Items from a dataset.
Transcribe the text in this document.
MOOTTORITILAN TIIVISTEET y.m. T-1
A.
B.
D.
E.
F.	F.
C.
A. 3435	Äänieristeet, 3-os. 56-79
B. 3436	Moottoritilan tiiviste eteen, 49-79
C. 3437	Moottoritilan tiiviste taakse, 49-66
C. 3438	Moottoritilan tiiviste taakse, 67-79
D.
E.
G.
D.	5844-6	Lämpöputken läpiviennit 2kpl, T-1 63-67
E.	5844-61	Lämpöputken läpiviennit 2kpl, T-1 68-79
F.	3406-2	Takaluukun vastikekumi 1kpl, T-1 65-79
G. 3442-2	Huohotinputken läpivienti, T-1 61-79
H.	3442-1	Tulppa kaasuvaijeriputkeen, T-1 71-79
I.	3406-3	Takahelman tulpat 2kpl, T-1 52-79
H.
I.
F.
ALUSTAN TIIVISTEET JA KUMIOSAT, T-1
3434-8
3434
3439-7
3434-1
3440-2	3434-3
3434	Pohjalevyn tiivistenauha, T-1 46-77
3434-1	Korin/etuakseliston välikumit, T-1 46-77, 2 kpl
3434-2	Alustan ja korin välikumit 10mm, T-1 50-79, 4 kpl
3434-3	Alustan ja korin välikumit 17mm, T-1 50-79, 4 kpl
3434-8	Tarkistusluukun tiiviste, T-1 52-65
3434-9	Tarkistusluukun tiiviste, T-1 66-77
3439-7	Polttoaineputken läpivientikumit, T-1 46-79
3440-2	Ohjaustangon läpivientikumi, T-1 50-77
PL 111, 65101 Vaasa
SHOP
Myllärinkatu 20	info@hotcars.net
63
---
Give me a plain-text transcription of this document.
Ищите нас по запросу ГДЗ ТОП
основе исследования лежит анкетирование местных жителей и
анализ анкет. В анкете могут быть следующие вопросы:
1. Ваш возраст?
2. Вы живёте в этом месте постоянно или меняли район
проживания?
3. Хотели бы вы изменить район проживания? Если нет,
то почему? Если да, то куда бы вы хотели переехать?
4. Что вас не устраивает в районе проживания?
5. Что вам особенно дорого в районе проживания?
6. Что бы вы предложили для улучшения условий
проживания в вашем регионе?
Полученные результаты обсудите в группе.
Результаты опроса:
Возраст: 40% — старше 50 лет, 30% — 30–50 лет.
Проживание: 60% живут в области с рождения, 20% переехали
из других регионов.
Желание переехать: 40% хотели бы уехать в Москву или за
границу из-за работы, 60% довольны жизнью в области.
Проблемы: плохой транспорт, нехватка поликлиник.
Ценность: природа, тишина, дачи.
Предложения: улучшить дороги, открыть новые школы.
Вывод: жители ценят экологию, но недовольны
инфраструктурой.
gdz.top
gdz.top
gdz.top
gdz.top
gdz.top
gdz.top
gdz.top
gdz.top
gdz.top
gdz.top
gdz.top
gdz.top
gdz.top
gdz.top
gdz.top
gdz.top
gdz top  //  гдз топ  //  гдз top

EXERCISE DIRECTIONS. For each line of the listing that holds the word "Если", show that line.

WRITTEN SOLUTION.
3. Хотели бы вы изменить район проживания? Если нет,
то почему? Если да, то куда бы вы хотели переехать?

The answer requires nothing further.